Task details » Among the records below, find each line that includes the string "through" and copy it.

(Dataset entries)
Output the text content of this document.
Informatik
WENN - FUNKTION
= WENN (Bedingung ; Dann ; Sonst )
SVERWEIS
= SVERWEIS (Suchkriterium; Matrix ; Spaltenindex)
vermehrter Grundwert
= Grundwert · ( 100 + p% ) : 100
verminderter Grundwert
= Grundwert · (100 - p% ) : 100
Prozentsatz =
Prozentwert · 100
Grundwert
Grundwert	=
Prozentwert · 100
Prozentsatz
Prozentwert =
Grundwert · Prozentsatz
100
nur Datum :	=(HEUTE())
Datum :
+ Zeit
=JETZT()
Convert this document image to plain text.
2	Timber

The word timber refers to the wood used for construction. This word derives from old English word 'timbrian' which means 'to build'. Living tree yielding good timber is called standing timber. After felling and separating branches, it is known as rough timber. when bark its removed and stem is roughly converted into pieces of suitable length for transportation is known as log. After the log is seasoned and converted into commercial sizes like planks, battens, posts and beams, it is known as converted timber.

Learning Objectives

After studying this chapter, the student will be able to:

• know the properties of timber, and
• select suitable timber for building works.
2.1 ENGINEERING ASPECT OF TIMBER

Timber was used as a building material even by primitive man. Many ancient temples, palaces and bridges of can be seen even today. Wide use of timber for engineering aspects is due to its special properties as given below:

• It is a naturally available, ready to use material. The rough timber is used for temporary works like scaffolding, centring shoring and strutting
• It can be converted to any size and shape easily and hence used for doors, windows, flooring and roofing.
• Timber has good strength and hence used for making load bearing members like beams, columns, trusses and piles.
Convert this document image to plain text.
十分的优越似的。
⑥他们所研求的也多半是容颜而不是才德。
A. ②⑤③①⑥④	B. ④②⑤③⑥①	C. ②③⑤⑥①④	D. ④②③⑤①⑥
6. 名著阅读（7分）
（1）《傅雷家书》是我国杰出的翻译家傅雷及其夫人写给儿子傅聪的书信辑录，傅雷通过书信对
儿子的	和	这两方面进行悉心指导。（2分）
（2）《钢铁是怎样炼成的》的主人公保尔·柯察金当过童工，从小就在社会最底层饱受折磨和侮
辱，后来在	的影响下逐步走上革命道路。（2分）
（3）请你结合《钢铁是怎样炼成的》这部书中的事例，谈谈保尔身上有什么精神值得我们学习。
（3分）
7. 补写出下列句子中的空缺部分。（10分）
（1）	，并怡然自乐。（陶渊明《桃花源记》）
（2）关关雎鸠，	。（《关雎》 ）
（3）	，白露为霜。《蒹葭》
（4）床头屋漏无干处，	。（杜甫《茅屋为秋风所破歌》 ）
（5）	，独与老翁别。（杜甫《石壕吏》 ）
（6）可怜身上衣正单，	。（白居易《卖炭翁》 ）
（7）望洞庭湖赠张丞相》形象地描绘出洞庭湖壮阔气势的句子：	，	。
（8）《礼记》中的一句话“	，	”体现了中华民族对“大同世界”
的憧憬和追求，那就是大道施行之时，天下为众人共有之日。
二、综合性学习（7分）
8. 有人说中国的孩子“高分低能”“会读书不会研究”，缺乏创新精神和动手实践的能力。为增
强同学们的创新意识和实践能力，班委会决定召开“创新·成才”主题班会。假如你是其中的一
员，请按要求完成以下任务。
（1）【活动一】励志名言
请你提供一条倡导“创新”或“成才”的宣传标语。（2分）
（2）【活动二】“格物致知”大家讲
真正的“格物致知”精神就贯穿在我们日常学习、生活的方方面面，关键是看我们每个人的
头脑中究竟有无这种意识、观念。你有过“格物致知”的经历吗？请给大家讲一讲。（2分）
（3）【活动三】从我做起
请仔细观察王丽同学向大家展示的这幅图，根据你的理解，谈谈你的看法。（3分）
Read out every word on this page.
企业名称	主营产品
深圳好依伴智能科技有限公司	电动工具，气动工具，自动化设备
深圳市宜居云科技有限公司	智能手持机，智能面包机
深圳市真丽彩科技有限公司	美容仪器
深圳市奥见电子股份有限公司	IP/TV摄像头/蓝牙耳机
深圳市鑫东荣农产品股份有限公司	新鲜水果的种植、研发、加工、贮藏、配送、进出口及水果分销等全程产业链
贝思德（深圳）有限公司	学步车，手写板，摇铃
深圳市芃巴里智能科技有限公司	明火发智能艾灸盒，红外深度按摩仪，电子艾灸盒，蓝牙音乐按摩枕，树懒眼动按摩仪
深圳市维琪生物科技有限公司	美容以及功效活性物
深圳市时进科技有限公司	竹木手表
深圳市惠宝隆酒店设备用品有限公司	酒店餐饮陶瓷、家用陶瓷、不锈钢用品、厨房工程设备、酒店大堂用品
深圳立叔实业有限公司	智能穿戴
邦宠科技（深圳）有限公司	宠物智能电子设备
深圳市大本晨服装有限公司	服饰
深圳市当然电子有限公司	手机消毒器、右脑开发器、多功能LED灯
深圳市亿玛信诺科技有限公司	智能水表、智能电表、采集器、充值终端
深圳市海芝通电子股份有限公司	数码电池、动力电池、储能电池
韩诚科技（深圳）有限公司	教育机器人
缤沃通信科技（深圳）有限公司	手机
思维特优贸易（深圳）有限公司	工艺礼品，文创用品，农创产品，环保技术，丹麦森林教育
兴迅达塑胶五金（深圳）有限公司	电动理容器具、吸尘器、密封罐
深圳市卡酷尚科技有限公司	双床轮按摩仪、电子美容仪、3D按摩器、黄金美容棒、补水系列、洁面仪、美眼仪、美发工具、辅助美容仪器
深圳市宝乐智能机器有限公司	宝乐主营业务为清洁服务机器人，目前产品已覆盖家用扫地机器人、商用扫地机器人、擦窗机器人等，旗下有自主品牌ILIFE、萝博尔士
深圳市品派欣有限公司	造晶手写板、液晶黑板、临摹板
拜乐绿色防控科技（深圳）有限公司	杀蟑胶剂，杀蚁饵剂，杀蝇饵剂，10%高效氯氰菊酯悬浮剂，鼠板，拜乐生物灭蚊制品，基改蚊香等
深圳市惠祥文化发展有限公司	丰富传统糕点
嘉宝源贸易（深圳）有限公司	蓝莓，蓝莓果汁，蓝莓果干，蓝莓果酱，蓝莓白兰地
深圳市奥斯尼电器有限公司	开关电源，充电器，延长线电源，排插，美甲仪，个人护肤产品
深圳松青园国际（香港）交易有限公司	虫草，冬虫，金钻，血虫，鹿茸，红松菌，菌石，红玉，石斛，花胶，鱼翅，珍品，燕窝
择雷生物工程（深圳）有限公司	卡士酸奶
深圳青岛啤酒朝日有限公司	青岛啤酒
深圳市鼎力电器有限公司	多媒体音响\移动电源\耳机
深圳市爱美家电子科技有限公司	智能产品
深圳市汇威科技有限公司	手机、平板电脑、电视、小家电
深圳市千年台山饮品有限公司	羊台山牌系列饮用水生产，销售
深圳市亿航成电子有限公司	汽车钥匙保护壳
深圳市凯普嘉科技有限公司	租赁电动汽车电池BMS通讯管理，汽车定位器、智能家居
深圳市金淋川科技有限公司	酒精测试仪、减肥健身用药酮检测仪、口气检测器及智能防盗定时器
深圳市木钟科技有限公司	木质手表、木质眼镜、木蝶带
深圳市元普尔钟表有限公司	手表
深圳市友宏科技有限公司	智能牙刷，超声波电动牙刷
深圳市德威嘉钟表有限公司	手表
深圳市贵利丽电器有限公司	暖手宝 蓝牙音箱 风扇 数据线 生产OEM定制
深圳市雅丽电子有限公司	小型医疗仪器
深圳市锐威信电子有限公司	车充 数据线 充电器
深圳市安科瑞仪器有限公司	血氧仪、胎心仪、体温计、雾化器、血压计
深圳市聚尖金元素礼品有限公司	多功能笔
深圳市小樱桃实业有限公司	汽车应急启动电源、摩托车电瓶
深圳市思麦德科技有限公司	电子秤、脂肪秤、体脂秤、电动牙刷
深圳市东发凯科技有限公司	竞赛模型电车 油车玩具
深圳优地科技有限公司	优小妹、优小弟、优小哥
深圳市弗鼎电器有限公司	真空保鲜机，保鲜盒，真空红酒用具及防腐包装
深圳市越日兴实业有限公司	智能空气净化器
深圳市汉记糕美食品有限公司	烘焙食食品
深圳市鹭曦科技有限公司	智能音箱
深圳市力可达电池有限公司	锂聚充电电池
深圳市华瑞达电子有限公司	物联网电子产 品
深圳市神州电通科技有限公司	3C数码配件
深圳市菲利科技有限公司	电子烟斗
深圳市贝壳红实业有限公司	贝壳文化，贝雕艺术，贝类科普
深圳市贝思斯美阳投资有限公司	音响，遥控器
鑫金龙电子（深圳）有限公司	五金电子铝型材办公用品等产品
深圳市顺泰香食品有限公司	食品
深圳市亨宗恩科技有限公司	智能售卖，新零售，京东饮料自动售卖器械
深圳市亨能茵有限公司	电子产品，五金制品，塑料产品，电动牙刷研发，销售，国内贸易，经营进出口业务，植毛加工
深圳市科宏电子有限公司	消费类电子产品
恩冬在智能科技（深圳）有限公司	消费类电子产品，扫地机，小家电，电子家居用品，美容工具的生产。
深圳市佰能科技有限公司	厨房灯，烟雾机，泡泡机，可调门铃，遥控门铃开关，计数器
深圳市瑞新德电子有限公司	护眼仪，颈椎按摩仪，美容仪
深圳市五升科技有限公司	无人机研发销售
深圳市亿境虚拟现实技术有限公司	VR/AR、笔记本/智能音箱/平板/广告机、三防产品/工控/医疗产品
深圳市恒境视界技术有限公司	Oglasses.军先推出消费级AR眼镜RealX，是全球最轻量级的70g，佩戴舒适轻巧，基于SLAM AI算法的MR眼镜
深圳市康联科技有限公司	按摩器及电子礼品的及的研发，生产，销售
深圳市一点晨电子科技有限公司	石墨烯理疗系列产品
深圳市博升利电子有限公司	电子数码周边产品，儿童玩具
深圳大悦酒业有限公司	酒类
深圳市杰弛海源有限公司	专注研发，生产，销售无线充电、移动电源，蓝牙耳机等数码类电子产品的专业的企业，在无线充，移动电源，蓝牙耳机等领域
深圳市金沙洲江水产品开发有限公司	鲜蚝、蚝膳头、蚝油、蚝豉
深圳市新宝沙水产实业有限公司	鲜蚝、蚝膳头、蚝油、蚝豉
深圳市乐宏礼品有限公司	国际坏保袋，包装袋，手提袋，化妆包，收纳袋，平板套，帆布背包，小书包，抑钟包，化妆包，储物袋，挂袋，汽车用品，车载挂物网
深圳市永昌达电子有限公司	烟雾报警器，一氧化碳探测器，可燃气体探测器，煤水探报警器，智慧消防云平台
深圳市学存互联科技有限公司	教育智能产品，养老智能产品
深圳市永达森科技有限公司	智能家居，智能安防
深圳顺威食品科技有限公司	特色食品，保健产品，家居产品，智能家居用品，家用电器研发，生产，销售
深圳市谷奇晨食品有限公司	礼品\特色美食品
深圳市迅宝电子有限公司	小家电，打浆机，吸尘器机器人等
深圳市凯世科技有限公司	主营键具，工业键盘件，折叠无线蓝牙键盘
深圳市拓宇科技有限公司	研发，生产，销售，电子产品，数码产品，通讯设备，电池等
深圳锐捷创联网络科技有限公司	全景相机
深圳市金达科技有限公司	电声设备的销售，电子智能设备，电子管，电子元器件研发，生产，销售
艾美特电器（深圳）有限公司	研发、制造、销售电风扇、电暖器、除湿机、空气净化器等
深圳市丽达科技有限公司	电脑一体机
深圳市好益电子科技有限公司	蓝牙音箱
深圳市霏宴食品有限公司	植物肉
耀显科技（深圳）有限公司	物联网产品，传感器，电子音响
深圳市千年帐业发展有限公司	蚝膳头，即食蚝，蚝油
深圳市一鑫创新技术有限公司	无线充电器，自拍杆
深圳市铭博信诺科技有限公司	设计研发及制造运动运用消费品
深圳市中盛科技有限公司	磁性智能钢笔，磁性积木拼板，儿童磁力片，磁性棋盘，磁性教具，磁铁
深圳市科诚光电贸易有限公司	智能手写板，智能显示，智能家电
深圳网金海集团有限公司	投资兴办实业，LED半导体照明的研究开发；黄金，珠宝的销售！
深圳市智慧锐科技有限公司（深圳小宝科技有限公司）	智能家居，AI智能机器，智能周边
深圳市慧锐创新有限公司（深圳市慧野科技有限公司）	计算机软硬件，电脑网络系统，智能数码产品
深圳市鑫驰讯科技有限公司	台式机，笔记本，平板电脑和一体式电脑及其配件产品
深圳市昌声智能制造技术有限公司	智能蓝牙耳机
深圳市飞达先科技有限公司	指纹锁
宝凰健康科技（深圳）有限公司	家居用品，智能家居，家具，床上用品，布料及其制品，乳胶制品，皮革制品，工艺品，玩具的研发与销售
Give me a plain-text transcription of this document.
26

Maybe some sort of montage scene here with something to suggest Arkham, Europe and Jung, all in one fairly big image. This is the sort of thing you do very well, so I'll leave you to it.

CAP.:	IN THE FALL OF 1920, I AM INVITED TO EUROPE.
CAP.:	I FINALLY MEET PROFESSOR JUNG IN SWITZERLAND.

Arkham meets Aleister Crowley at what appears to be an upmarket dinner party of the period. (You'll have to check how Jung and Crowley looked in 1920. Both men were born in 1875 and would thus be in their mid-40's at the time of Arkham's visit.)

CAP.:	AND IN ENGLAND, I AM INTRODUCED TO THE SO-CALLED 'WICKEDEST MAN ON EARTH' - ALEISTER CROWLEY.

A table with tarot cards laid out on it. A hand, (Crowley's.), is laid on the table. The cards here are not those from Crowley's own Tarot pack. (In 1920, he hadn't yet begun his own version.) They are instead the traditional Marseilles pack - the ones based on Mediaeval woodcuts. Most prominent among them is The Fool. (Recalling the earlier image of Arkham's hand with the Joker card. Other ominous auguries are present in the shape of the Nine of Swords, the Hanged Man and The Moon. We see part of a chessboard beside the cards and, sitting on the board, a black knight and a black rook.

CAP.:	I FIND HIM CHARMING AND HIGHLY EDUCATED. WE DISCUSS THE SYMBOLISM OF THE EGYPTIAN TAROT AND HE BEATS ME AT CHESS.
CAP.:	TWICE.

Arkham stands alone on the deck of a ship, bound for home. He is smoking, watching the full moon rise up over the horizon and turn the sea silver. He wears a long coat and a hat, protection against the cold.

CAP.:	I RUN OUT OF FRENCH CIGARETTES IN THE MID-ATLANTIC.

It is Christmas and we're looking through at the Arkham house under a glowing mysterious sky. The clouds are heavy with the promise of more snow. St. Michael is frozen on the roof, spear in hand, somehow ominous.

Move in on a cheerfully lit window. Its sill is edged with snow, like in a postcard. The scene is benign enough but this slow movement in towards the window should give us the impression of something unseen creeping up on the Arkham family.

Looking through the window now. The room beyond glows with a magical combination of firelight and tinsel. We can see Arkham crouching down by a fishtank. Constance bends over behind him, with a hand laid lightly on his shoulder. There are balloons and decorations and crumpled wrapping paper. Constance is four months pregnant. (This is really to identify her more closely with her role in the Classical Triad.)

Solution to this exercise »
It is Christmas and we're looking through at the Arkham house under a glowing mysterious sky. The clouds are heavy with the promise of more snow. St. Michael is frozen on the roof, spear in hand, somehow ominous.
Looking through the window now. The room beyond glows with a magical combination of firelight and tinsel. We can see Arkham crouching down by a fishtank. Constance bends over behind him, with a hand laid lightly on his shoulder. There are balloons and decorations and crumpled wrapping paper. Constance is four months pregnant. (This is really to identify her more closely with her role in the Classical Triad.)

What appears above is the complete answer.